Start of Provided data
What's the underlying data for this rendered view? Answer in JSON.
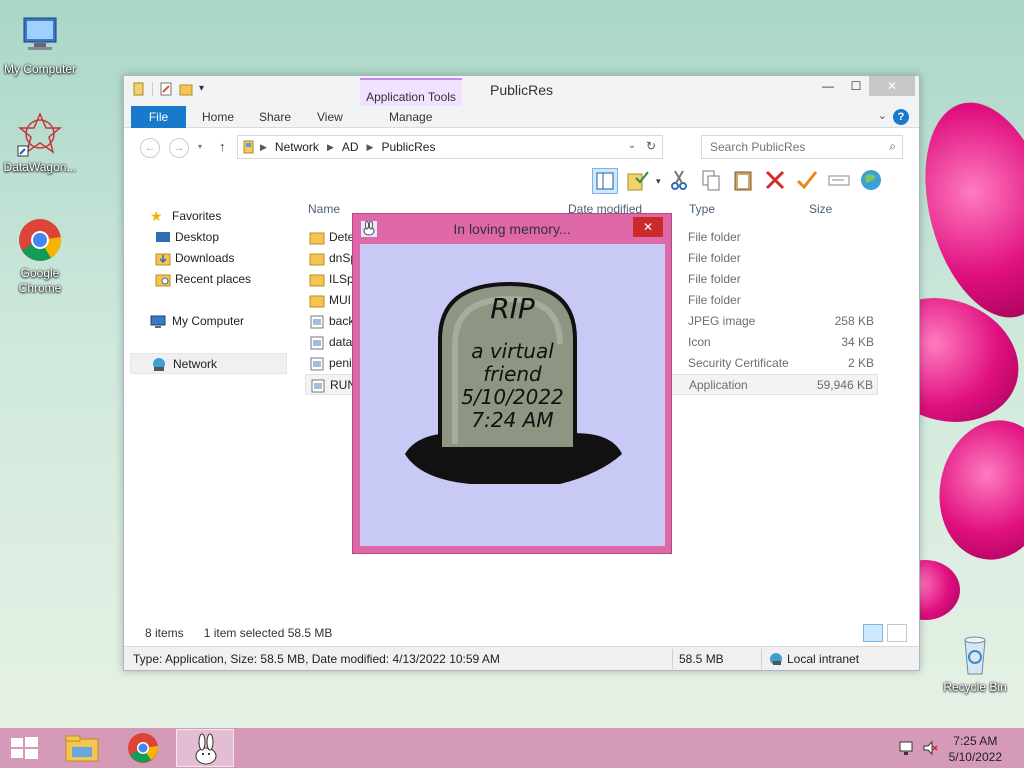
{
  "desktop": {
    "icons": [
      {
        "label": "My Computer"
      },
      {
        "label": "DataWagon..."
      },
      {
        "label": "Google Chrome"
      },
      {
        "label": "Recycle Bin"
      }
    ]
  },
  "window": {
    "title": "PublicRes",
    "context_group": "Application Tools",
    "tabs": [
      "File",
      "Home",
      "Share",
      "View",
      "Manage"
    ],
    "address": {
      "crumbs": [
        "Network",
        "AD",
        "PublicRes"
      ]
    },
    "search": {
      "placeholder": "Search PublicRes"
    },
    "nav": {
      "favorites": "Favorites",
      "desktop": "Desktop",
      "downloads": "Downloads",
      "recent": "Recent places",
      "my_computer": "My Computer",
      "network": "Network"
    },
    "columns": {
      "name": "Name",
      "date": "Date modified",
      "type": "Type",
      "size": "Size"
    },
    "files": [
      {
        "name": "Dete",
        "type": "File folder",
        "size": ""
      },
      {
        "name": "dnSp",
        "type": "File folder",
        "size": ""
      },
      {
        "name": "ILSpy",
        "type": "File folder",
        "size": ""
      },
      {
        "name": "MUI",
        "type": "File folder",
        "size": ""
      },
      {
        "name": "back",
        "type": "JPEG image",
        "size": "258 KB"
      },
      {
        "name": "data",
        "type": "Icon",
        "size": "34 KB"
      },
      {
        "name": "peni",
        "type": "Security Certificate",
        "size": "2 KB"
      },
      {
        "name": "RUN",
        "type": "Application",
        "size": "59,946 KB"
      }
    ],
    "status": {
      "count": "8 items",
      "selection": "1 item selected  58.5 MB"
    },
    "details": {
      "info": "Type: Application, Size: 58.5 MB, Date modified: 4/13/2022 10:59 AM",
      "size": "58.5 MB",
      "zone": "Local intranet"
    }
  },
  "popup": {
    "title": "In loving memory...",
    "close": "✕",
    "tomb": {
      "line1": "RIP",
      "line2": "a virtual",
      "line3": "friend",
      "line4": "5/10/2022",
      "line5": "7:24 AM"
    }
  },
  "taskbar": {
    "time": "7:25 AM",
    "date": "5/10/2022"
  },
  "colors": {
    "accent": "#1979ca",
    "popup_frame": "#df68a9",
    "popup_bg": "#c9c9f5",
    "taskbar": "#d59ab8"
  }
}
End of Provided data
Start of Provided data
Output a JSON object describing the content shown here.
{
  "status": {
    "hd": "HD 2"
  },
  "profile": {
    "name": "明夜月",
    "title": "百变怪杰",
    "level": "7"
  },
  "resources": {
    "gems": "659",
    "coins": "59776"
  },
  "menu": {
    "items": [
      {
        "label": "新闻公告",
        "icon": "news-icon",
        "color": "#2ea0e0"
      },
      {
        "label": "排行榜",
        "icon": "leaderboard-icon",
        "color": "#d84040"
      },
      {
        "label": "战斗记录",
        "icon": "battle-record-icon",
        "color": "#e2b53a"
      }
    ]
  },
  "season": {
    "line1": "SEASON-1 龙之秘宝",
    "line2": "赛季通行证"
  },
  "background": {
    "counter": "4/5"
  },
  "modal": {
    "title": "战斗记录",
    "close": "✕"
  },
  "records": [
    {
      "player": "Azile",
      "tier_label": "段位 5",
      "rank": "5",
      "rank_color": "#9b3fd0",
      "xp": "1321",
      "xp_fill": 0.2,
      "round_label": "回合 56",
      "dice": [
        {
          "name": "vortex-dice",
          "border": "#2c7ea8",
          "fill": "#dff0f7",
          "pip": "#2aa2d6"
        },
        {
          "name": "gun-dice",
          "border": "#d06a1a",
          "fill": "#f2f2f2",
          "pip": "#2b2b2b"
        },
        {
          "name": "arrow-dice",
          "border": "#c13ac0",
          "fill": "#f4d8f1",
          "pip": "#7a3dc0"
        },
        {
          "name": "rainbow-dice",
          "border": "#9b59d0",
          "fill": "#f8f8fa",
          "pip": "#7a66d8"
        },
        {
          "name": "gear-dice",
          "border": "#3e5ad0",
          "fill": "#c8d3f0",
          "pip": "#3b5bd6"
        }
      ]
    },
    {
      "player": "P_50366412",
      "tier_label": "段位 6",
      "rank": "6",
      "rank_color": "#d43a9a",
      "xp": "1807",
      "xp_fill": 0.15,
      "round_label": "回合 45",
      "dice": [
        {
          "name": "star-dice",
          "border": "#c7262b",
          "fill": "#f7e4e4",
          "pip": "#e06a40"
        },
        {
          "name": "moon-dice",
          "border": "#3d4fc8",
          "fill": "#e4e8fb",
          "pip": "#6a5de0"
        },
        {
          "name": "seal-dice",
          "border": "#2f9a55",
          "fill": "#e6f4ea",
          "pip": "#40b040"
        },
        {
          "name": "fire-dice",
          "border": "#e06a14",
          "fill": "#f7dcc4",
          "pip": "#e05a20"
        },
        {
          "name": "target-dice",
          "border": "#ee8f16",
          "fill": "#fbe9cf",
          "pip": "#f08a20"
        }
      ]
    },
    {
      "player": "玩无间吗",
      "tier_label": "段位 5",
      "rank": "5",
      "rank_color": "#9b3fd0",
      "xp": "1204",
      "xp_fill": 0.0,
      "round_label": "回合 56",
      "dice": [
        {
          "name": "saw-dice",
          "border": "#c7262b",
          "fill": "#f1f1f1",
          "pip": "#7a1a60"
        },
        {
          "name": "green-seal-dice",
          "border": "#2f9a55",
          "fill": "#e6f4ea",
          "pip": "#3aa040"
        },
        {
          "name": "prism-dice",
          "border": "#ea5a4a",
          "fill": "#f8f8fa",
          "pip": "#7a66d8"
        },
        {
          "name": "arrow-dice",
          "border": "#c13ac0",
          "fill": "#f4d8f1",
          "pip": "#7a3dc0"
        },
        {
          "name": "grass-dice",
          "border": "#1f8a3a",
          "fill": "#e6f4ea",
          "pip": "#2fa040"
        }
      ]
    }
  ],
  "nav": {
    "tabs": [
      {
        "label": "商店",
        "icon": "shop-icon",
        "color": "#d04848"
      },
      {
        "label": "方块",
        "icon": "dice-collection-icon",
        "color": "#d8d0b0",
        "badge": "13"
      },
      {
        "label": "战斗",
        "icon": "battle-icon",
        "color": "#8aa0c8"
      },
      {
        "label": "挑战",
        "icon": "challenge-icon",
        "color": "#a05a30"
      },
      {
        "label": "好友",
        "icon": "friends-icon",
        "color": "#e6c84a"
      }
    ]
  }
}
End of Provided data
### [Task requirements]
Which lines in the data above contain "PublicRes"? Show each one.

### [Written response]
    "title": "PublicRes",
        "PublicRes"
      "placeholder": "Search PublicRes"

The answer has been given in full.